◆ **Work required**
Print out the entries that follow exactly, missing none.

◆ **Entries provided**

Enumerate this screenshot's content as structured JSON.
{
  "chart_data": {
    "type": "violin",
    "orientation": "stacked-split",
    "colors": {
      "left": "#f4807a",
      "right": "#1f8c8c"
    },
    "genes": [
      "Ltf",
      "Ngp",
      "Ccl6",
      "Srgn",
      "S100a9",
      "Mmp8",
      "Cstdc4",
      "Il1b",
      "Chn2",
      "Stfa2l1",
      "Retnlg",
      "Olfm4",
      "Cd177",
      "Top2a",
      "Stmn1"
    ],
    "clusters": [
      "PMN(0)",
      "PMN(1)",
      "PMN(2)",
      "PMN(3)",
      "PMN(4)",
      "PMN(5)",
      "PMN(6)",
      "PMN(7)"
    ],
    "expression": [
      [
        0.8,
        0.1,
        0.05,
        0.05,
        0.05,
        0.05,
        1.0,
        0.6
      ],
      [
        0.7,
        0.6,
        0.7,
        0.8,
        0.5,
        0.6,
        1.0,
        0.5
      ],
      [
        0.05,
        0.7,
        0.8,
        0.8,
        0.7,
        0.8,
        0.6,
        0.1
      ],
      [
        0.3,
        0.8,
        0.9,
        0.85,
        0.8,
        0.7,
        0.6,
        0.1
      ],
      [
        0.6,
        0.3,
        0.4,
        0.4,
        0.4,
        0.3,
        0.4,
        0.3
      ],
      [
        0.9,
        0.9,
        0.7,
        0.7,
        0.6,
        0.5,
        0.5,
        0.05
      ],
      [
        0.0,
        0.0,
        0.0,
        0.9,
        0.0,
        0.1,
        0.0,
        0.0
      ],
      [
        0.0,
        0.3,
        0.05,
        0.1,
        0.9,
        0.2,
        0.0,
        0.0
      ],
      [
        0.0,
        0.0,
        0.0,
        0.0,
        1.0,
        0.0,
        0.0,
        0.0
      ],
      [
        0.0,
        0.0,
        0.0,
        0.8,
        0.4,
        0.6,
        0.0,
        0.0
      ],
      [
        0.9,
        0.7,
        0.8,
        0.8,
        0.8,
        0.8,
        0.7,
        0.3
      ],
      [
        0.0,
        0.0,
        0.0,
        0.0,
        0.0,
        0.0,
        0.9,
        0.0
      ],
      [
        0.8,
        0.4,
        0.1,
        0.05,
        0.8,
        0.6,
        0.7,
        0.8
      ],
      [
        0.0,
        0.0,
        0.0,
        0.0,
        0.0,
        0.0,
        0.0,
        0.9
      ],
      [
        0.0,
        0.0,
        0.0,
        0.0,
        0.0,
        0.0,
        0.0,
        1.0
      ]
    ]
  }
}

◆ **Written response**
Enumerate this screenshot's content as structured JSON.
{
  "chart_data": {
    "type": "violin",
    "orientation": "stacked-split",
    "colors": {
      "left": "#f4807a",
      "right": "#1f8c8c"
    },
    "genes": [
      "Ltf",
      "Ngp",
      "Ccl6",
      "Srgn",
      "S100a9",
      "Mmp8",
      "Cstdc4",
      "Il1b",
      "Chn2",
      "Stfa2l1",
      "Retnlg",
      "Olfm4",
      "Cd177",
      "Top2a",
      "Stmn1"
    ],
    "clusters": [
      "PMN(0)",
      "PMN(1)",
      "PMN(2)",
      "PMN(3)",
      "PMN(4)",
      "PMN(5)",
      "PMN(6)",
      "PMN(7)"
    ],
    "expression": [
      [
        0.8,
        0.1,
        0.05,
        0.05,
        0.05,
        0.05,
        1.0,
        0.6
      ],
      [
        0.7,
        0.6,
        0.7,
        0.8,
        0.5,
        0.6,
        1.0,
        0.5
      ],
      [
        0.05,
        0.7,
        0.8,
        0.8,
        0.7,
        0.8,
        0.6,
        0.1
      ],
      [
        0.3,
        0.8,
        0.9,
        0.85,
        0.8,
        0.7,
        0.6,
        0.1
      ],
      [
        0.6,
        0.3,
        0.4,
        0.4,
        0.4,
        0.3,
        0.4,
        0.3
      ],
      [
        0.9,
        0.9,
        0.7,
        0.7,
        0.6,
        0.5,
        0.5,
        0.05
      ],
      [
        0.0,
        0.0,
        0.0,
        0.9,
        0.0,
        0.1,
        0.0,
        0.0
      ],
      [
        0.0,
        0.3,
        0.05,
        0.1,
        0.9,
        0.2,
        0.0,
        0.0
      ],
      [
        0.0,
        0.0,
        0.0,
        0.0,
        1.0,
        0.0,
        0.0,
        0.0
      ],
      [
        0.0,
        0.0,
        0.0,
        0.8,
        0.4,
        0.6,
        0.0,
        0.0
      ],
      [
        0.9,
        0.7,
        0.8,
        0.8,
        0.8,
        0.8,
        0.7,
        0.3
      ],
      [
        0.0,
        0.0,
        0.0,
        0.0,
        0.0,
        0.0,
        0.9,
        0.0
      ],
      [
        0.8,
        0.4,
        0.1,
        0.05,
        0.8,
        0.6,
        0.7,
        0.8
      ],
      [
        0.0,
        0.0,
        0.0,
        0.0,
        0.0,
        0.0,
        0.0,
        0.9
      ],
      [
        0.0,
        0.0,
        0.0,
        0.0,
        0.0,
        0.0,
        0.0,
        1.0
      ]
    ]
  }
}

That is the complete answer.